*Collected data*
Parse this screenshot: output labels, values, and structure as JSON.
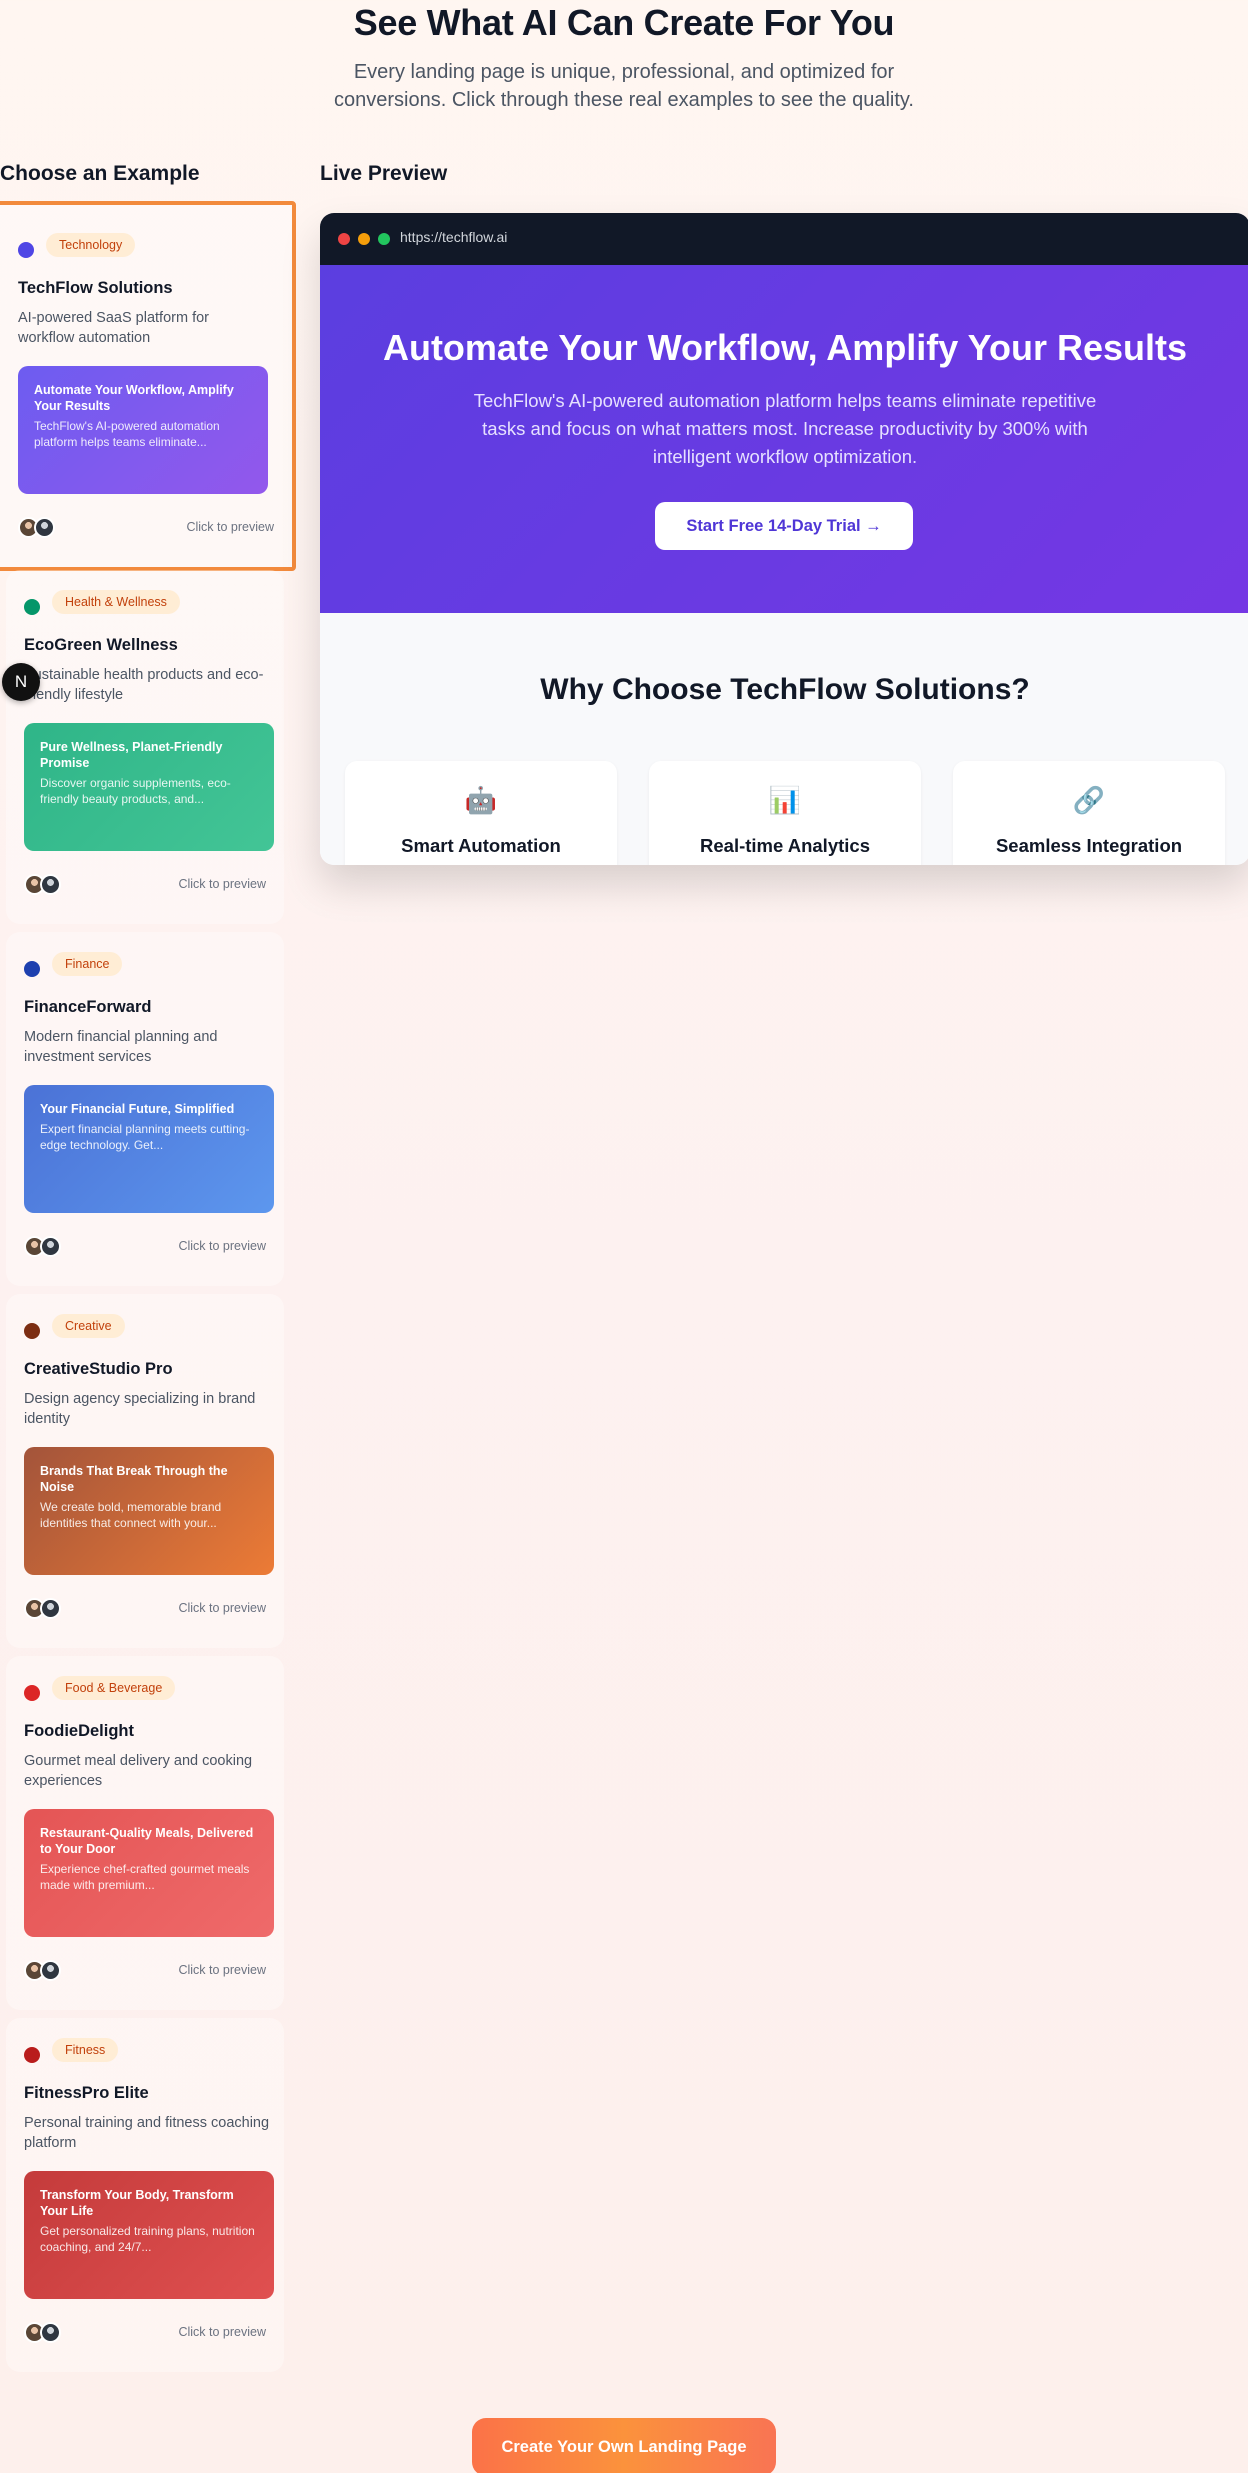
{
  "header": {
    "title": "See What AI Can Create For You",
    "subtitle": "Every landing page is unique, professional, and optimized for conversions. Click through these real examples to see the quality."
  },
  "examples_heading": "Choose an Example",
  "preview_heading": "Live Preview",
  "examples": [
    {
      "tag": "Technology",
      "dot_color": "#4f46e5",
      "title": "TechFlow Solutions",
      "description": "AI-powered SaaS platform for workflow automation",
      "thumb_title": "Automate Your Workflow, Amplify Your Results",
      "thumb_text": "TechFlow's AI-powered automation platform helps teams eliminate...",
      "thumb_colors": [
        "#6d5cf0",
        "#9358ec"
      ],
      "hint": "Click to preview",
      "selected": true
    },
    {
      "tag": "Health & Wellness",
      "dot_color": "#059669",
      "title": "EcoGreen Wellness",
      "description": "Sustainable health products and eco-friendly lifestyle",
      "thumb_title": "Pure Wellness, Planet-Friendly Promise",
      "thumb_text": "Discover organic supplements, eco-friendly beauty products, and...",
      "thumb_colors": [
        "#2fb588",
        "#43c596"
      ],
      "hint": "Click to preview",
      "selected": false
    },
    {
      "tag": "Finance",
      "dot_color": "#1e40af",
      "title": "FinanceForward",
      "description": "Modern financial planning and investment services",
      "thumb_title": "Your Financial Future, Simplified",
      "thumb_text": "Expert financial planning meets cutting-edge technology. Get...",
      "thumb_colors": [
        "#4b72d6",
        "#5d97ee"
      ],
      "hint": "Click to preview",
      "selected": false
    },
    {
      "tag": "Creative",
      "dot_color": "#7c2d12",
      "title": "CreativeStudio Pro",
      "description": "Design agency specializing in brand identity",
      "thumb_title": "Brands That Break Through the Noise",
      "thumb_text": "We create bold, memorable brand identities that connect with your...",
      "thumb_colors": [
        "#a3543a",
        "#ec7b36"
      ],
      "hint": "Click to preview",
      "selected": false
    },
    {
      "tag": "Food & Beverage",
      "dot_color": "#dc2626",
      "title": "FoodieDelight",
      "description": "Gourmet meal delivery and cooking experiences",
      "thumb_title": "Restaurant-Quality Meals, Delivered to Your Door",
      "thumb_text": "Experience chef-crafted gourmet meals made with premium...",
      "thumb_colors": [
        "#e45555",
        "#ef6a6a"
      ],
      "hint": "Click to preview",
      "selected": false
    },
    {
      "tag": "Fitness",
      "dot_color": "#b91c1c",
      "title": "FitnessPro Elite",
      "description": "Personal training and fitness coaching platform",
      "thumb_title": "Transform Your Body, Transform Your Life",
      "thumb_text": "Get personalized training plans, nutrition coaching, and 24/7...",
      "thumb_colors": [
        "#c43b3b",
        "#e05050"
      ],
      "hint": "Click to preview",
      "selected": false
    }
  ],
  "floating_badge": "N",
  "preview": {
    "url": "https://techflow.ai",
    "hero_title": "Automate Your Workflow, Amplify Your Results",
    "hero_text": "TechFlow's AI-powered automation platform helps teams eliminate repetitive tasks and focus on what matters most. Increase productivity by 300% with intelligent workflow optimization.",
    "cta": "Start Free 14-Day Trial →",
    "why_title": "Why Choose TechFlow Solutions?",
    "features": [
      {
        "icon": "🤖",
        "icon_name": "robot-icon",
        "title": "Smart Automation"
      },
      {
        "icon": "📊",
        "icon_name": "bar-chart-icon",
        "title": "Real-time Analytics"
      },
      {
        "icon": "🔗",
        "icon_name": "link-icon",
        "title": "Seamless Integration"
      }
    ],
    "colors": {
      "hero_start": "#5b3ee0",
      "hero_end": "#7537e4"
    }
  },
  "bottom_cta": "Create Your Own Landing Page"
}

*THE TASK*
Leave the pictures out and reproduce each record exactly as written.

*PROBLEM SOLUTION*
Parse this screenshot: output labels, values, and structure as JSON.
{
  "header": {
    "title": "See What AI Can Create For You",
    "subtitle": "Every landing page is unique, professional, and optimized for conversions. Click through these real examples to see the quality."
  },
  "examples_heading": "Choose an Example",
  "preview_heading": "Live Preview",
  "examples": [
    {
      "tag": "Technology",
      "dot_color": "#4f46e5",
      "title": "TechFlow Solutions",
      "description": "AI-powered SaaS platform for workflow automation",
      "thumb_title": "Automate Your Workflow, Amplify Your Results",
      "thumb_text": "TechFlow's AI-powered automation platform helps teams eliminate...",
      "thumb_colors": [
        "#6d5cf0",
        "#9358ec"
      ],
      "hint": "Click to preview",
      "selected": true
    },
    {
      "tag": "Health & Wellness",
      "dot_color": "#059669",
      "title": "EcoGreen Wellness",
      "description": "Sustainable health products and eco-friendly lifestyle",
      "thumb_title": "Pure Wellness, Planet-Friendly Promise",
      "thumb_text": "Discover organic supplements, eco-friendly beauty products, and...",
      "thumb_colors": [
        "#2fb588",
        "#43c596"
      ],
      "hint": "Click to preview",
      "selected": false
    },
    {
      "tag": "Finance",
      "dot_color": "#1e40af",
      "title": "FinanceForward",
      "description": "Modern financial planning and investment services",
      "thumb_title": "Your Financial Future, Simplified",
      "thumb_text": "Expert financial planning meets cutting-edge technology. Get...",
      "thumb_colors": [
        "#4b72d6",
        "#5d97ee"
      ],
      "hint": "Click to preview",
      "selected": false
    },
    {
      "tag": "Creative",
      "dot_color": "#7c2d12",
      "title": "CreativeStudio Pro",
      "description": "Design agency specializing in brand identity",
      "thumb_title": "Brands That Break Through the Noise",
      "thumb_text": "We create bold, memorable brand identities that connect with your...",
      "thumb_colors": [
        "#a3543a",
        "#ec7b36"
      ],
      "hint": "Click to preview",
      "selected": false
    },
    {
      "tag": "Food & Beverage",
      "dot_color": "#dc2626",
      "title": "FoodieDelight",
      "description": "Gourmet meal delivery and cooking experiences",
      "thumb_title": "Restaurant-Quality Meals, Delivered to Your Door",
      "thumb_text": "Experience chef-crafted gourmet meals made with premium...",
      "thumb_colors": [
        "#e45555",
        "#ef6a6a"
      ],
      "hint": "Click to preview",
      "selected": false
    },
    {
      "tag": "Fitness",
      "dot_color": "#b91c1c",
      "title": "FitnessPro Elite",
      "description": "Personal training and fitness coaching platform",
      "thumb_title": "Transform Your Body, Transform Your Life",
      "thumb_text": "Get personalized training plans, nutrition coaching, and 24/7...",
      "thumb_colors": [
        "#c43b3b",
        "#e05050"
      ],
      "hint": "Click to preview",
      "selected": false
    }
  ],
  "floating_badge": "N",
  "preview": {
    "url": "https://techflow.ai",
    "hero_title": "Automate Your Workflow, Amplify Your Results",
    "hero_text": "TechFlow's AI-powered automation platform helps teams eliminate repetitive tasks and focus on what matters most. Increase productivity by 300% with intelligent workflow optimization.",
    "cta": "Start Free 14-Day Trial →",
    "why_title": "Why Choose TechFlow Solutions?",
    "features": [
      {
        "icon": "🤖",
        "icon_name": "robot-icon",
        "title": "Smart Automation"
      },
      {
        "icon": "📊",
        "icon_name": "bar-chart-icon",
        "title": "Real-time Analytics"
      },
      {
        "icon": "🔗",
        "icon_name": "link-icon",
        "title": "Seamless Integration"
      }
    ],
    "colors": {
      "hero_start": "#5b3ee0",
      "hero_end": "#7537e4"
    }
  },
  "bottom_cta": "Create Your Own Landing Page"
}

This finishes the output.